Below are the records; pull every line that includes "Sjöstedt".

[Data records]
----------
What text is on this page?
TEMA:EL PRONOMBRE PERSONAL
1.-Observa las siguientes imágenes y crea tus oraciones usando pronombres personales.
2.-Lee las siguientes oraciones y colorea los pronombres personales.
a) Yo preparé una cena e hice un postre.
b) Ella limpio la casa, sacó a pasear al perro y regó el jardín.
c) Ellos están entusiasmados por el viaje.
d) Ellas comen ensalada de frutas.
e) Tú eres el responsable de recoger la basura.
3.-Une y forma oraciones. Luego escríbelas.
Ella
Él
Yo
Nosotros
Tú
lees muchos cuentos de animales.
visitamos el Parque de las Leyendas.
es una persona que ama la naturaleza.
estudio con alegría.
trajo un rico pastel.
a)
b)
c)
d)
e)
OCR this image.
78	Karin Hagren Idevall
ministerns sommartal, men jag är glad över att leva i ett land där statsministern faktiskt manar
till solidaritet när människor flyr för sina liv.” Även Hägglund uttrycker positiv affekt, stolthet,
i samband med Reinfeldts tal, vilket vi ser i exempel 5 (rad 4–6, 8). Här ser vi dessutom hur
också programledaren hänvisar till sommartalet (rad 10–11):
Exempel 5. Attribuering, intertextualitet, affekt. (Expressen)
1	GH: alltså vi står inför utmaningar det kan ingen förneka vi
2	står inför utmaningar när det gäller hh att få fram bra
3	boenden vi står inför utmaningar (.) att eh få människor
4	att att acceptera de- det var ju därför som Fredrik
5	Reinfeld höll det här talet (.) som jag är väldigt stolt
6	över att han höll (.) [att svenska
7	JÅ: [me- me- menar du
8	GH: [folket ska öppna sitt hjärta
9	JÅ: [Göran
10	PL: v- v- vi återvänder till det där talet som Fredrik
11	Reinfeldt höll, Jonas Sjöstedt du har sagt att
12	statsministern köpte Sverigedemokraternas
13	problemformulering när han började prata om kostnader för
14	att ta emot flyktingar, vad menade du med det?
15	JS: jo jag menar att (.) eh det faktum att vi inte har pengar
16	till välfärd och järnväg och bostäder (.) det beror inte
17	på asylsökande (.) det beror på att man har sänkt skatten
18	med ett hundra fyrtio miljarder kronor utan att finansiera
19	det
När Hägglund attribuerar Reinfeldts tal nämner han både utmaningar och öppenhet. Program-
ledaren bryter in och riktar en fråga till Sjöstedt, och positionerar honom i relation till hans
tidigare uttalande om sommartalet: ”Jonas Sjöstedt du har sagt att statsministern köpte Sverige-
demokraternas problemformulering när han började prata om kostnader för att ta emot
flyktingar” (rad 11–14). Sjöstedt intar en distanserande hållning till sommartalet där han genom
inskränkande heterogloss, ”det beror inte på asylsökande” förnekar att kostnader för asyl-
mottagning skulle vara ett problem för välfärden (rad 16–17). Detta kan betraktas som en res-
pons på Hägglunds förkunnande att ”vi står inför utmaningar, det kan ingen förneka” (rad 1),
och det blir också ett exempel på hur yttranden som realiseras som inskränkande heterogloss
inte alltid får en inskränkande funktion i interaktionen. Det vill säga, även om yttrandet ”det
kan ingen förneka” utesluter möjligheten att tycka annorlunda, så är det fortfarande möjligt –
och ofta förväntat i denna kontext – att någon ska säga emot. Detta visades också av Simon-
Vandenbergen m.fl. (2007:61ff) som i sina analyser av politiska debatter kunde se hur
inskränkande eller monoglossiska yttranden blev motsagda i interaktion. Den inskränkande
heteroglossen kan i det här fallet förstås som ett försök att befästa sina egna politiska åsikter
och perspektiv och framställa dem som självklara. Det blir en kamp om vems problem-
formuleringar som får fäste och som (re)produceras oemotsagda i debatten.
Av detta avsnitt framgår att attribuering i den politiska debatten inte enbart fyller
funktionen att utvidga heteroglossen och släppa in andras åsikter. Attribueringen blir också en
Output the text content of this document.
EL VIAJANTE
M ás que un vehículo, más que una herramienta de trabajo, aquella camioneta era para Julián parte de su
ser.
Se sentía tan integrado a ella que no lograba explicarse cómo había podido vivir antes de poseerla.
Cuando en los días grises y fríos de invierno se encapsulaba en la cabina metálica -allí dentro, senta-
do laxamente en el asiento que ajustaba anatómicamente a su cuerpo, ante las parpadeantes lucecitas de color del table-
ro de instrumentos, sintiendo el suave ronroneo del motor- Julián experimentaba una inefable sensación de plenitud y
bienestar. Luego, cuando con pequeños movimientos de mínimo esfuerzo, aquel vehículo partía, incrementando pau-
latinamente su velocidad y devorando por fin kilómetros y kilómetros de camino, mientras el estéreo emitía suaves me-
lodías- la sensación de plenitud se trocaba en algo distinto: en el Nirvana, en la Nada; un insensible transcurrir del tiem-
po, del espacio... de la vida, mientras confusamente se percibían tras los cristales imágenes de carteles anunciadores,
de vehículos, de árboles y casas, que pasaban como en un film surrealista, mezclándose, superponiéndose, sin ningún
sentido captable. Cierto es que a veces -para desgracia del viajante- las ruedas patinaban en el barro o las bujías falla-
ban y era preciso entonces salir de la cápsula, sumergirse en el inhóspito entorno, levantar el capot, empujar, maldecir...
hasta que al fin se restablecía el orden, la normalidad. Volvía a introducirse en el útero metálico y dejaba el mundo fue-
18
----------
### WRITTEN RESPONSE
11	Reinfeldt höll, Jonas Sjöstedt du har sagt att
ledaren bryter in och riktar en fråga till Sjöstedt, och positionerar honom i relation till hans
tidigare uttalande om sommartalet: ”Jonas Sjöstedt du har sagt att statsministern köpte Sverige-
flyktingar” (rad 11–14). Sjöstedt intar en distanserande hållning till sommartalet där han genom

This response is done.